— START Data for the task —
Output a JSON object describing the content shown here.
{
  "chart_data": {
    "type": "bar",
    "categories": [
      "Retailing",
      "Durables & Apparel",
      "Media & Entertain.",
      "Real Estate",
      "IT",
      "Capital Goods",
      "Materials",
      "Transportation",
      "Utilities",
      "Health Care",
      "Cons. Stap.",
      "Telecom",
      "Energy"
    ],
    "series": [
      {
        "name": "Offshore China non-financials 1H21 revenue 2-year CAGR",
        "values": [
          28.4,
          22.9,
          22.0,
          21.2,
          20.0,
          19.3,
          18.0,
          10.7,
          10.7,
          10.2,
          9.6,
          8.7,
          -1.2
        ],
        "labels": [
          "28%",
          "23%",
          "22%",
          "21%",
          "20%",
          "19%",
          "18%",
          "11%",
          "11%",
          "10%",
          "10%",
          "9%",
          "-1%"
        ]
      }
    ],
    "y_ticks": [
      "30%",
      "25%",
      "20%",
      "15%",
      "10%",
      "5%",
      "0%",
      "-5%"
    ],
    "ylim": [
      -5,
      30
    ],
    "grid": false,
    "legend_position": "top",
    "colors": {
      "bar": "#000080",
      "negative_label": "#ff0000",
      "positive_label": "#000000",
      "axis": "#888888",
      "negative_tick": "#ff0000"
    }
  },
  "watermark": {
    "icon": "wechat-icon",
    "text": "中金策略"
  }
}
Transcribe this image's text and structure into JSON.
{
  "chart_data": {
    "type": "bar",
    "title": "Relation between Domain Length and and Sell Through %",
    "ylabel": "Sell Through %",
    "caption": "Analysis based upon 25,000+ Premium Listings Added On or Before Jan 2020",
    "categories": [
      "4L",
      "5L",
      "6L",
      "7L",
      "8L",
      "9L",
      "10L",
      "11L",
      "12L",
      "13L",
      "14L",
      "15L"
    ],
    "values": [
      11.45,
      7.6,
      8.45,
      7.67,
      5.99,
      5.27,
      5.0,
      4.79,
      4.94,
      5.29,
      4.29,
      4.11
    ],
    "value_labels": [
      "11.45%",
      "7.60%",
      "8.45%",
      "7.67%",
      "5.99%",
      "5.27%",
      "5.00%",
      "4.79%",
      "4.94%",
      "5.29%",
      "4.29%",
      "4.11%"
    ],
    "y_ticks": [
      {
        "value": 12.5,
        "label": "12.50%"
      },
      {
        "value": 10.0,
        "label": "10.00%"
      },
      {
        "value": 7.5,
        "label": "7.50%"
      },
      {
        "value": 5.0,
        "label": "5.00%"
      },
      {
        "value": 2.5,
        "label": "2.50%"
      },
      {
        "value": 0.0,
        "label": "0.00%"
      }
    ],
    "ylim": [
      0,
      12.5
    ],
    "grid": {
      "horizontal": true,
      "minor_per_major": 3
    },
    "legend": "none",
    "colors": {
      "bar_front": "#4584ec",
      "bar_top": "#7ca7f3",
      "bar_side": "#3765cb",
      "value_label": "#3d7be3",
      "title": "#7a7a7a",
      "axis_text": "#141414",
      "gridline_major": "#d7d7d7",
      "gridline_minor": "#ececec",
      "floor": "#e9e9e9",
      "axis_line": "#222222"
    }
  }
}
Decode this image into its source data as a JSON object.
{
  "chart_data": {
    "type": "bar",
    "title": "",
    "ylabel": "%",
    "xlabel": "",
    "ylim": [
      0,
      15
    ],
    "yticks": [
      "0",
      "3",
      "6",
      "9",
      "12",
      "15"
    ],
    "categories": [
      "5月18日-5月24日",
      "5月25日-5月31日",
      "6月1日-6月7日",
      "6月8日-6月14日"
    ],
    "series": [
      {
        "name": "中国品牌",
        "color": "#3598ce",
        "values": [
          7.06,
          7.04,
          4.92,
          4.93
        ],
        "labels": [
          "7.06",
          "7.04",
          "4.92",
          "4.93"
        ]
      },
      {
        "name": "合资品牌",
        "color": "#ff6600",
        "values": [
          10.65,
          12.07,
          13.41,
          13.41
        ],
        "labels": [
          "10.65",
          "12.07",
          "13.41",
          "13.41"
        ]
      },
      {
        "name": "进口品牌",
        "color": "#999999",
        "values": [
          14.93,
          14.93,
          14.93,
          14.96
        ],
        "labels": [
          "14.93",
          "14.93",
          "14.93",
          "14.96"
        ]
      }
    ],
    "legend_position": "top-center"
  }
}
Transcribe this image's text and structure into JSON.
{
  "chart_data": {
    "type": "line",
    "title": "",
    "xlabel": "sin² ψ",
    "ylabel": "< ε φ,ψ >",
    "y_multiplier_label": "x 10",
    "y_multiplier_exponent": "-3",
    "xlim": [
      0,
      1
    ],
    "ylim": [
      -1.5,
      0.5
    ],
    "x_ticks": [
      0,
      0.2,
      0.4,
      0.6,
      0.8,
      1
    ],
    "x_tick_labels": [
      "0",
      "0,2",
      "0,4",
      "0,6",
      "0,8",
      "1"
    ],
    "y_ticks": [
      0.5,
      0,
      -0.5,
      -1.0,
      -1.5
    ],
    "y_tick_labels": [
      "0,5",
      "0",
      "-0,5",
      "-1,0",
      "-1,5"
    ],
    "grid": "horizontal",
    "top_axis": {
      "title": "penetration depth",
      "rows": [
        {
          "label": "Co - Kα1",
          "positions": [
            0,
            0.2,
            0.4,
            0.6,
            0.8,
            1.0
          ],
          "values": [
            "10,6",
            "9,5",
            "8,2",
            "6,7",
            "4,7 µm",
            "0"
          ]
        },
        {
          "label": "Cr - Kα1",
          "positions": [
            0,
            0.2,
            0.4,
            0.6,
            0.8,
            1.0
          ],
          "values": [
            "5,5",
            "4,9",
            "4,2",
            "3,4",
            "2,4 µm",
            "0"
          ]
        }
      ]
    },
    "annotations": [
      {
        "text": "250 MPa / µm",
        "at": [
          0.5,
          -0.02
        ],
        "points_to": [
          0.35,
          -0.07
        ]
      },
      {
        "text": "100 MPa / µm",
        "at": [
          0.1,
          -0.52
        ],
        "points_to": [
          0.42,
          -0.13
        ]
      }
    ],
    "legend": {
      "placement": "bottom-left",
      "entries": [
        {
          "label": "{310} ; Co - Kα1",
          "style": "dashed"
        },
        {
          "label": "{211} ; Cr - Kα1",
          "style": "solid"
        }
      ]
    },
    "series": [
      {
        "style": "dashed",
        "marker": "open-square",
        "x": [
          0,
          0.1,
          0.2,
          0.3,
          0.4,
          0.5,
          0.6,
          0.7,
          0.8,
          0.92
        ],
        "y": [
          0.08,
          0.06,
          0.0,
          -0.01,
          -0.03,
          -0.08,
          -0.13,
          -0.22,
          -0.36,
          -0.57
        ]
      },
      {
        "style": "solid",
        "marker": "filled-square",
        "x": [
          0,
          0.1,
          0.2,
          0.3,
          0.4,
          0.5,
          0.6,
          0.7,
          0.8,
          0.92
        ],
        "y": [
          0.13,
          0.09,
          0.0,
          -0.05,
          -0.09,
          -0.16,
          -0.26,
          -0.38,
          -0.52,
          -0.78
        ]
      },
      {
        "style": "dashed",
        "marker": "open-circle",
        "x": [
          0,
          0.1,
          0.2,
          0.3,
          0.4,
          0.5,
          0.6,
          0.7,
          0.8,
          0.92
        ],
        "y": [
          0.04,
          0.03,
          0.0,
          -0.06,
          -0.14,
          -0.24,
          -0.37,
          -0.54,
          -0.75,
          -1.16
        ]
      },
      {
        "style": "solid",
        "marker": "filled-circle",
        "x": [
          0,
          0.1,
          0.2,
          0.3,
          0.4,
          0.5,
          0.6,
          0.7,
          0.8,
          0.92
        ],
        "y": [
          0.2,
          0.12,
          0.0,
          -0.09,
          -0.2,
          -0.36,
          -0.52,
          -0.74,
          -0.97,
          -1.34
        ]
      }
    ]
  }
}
— END Data for the task —
[Exercise goal] What is the number of lines in the data above that include the word "title"? Answer with that number only.

[Response to this exercise] 5